* AIM OF THE EXERCISE
From the entries that follow, extract each line holding the string "title".
[BEGIN DATASET CONTENT]
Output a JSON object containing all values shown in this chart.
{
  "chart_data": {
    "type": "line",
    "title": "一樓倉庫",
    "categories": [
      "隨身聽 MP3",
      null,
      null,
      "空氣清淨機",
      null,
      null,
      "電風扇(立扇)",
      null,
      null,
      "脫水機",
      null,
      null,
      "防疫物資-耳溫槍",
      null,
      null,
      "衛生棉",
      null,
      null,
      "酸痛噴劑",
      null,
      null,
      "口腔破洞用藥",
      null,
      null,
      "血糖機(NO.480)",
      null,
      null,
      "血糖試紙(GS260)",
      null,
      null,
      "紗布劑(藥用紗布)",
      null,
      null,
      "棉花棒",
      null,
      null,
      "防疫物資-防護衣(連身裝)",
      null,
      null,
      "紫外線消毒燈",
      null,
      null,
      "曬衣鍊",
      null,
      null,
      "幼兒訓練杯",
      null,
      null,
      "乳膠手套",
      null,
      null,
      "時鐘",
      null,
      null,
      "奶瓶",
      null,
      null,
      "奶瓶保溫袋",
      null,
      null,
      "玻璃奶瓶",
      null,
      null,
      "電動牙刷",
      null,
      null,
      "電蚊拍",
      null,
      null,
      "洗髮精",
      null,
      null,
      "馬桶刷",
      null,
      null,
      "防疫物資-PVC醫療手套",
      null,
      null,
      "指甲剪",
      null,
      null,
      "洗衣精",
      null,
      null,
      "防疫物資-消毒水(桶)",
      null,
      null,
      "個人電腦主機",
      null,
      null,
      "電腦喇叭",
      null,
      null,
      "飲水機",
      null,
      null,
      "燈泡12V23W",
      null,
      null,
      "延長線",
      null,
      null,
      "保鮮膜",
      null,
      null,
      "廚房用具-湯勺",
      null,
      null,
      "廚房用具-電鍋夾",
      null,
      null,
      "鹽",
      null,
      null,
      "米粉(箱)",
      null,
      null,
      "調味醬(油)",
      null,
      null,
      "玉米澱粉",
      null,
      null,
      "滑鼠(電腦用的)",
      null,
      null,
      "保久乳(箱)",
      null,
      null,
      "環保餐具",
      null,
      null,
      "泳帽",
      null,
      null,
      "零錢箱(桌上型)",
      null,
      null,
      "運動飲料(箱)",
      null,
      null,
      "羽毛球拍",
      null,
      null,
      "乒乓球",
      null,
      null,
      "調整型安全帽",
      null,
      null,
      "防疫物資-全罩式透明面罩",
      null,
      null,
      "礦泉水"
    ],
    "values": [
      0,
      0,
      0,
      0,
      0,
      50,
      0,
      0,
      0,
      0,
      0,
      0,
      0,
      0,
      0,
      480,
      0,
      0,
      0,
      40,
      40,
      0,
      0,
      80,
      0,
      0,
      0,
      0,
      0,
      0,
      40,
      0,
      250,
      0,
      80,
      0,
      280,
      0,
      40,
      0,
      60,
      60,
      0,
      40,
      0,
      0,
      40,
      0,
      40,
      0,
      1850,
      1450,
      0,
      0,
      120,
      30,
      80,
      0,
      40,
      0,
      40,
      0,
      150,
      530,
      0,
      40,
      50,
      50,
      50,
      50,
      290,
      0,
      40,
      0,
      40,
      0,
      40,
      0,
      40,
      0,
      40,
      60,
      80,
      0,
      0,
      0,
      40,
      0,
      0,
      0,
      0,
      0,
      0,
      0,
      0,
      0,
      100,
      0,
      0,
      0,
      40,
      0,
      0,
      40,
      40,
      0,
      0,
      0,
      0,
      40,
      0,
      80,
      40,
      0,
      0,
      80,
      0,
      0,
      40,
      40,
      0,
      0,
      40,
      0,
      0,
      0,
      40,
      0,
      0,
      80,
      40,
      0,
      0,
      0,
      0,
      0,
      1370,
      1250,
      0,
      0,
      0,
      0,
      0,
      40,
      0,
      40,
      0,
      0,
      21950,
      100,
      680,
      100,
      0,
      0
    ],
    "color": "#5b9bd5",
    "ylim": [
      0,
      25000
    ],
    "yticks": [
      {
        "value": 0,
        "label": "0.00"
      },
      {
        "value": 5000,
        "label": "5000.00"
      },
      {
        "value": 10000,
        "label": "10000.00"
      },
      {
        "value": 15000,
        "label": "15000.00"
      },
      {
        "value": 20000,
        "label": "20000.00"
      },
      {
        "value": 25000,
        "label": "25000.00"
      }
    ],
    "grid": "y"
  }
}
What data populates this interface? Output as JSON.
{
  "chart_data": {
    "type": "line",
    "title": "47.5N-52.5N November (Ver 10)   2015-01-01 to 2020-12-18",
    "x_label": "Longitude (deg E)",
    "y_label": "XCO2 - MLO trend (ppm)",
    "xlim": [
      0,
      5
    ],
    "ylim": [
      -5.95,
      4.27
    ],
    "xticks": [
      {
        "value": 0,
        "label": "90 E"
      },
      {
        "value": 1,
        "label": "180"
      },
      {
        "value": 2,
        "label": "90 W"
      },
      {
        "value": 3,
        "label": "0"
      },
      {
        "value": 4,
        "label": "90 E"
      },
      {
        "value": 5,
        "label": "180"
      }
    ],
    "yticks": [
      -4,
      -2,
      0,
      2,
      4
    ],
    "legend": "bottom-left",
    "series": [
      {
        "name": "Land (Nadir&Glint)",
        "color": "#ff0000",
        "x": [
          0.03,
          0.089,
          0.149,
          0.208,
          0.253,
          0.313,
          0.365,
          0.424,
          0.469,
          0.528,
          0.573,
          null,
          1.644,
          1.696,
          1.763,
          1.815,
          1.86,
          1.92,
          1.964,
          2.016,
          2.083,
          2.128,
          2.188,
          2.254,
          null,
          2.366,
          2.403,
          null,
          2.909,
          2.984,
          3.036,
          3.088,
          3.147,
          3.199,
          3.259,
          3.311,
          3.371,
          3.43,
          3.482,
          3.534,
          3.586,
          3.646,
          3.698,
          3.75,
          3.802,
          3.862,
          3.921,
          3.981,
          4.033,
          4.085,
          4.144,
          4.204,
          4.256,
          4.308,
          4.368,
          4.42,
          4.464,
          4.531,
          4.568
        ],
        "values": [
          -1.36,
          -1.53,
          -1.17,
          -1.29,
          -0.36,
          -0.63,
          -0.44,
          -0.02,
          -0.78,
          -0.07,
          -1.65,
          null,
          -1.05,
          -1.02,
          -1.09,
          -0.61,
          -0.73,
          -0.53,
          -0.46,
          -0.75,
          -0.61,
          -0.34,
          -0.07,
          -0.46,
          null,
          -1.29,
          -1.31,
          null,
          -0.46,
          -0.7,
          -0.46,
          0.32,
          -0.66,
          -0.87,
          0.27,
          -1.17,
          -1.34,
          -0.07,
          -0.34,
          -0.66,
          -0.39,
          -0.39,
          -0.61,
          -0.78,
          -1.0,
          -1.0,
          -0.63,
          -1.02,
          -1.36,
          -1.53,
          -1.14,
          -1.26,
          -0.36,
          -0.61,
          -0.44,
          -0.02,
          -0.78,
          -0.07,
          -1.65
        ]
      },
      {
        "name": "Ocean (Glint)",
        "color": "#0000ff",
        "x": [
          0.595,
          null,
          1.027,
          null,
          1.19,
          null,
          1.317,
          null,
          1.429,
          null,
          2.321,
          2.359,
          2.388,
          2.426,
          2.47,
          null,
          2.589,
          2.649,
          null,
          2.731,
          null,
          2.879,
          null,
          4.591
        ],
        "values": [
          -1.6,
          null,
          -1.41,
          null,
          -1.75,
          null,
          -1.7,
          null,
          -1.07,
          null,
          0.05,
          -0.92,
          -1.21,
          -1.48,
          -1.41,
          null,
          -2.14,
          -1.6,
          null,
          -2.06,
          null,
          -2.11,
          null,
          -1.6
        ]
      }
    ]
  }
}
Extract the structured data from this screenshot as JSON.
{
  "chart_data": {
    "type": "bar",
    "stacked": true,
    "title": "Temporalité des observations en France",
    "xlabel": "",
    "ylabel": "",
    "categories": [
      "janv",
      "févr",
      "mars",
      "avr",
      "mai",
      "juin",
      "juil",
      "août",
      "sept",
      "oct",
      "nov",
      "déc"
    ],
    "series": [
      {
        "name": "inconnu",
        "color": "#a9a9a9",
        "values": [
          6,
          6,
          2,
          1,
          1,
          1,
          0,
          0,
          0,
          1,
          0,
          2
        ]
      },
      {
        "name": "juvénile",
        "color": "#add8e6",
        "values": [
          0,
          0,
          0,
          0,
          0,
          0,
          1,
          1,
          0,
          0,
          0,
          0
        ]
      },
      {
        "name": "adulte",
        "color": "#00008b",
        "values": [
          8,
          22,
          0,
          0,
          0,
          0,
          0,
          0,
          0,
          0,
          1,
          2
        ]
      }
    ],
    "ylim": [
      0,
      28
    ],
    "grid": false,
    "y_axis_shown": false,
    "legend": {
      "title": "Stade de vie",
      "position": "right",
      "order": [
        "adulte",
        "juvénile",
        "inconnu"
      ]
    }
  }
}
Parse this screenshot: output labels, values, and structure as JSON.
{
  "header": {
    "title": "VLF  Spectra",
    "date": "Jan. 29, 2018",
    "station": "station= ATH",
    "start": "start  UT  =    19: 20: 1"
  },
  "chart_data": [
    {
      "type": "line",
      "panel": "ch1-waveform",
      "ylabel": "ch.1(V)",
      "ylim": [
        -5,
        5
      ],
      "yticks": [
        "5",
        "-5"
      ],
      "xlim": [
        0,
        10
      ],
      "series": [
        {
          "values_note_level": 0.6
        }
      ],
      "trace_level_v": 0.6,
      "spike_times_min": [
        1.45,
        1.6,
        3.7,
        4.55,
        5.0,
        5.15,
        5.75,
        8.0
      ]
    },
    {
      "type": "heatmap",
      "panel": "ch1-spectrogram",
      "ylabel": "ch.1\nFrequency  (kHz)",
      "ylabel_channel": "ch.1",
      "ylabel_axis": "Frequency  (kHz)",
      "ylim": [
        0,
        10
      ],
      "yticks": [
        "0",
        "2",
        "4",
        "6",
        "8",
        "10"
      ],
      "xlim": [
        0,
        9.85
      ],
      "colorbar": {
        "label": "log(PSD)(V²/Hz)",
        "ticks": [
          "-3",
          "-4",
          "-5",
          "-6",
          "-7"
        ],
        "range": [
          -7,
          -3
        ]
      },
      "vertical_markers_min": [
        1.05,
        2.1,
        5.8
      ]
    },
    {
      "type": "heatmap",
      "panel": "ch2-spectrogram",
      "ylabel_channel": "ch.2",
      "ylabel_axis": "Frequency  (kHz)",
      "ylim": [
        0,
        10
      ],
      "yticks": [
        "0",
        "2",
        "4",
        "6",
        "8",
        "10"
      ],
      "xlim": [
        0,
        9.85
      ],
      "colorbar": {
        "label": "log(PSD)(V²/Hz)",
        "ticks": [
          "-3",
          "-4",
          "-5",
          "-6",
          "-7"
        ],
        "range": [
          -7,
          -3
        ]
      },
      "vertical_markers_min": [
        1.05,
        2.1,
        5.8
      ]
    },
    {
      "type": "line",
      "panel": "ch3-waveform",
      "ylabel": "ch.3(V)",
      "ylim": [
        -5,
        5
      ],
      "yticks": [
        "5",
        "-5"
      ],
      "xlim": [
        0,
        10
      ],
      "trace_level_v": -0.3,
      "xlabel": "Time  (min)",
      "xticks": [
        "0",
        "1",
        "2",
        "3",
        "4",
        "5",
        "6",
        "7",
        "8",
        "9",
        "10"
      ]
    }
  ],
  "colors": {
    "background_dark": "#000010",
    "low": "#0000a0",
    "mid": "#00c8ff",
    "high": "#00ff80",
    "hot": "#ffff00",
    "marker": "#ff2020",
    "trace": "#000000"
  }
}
[END DATASET CONTENT]
* SOLVED PROBLEM
    "title": "一樓倉庫",
    "title": "47.5N-52.5N November (Ver 10)   2015-01-01 to 2020-12-18",
    "title": "Temporalité des observations en France",
      "title": "Stade de vie",
    "title": "VLF  Spectra",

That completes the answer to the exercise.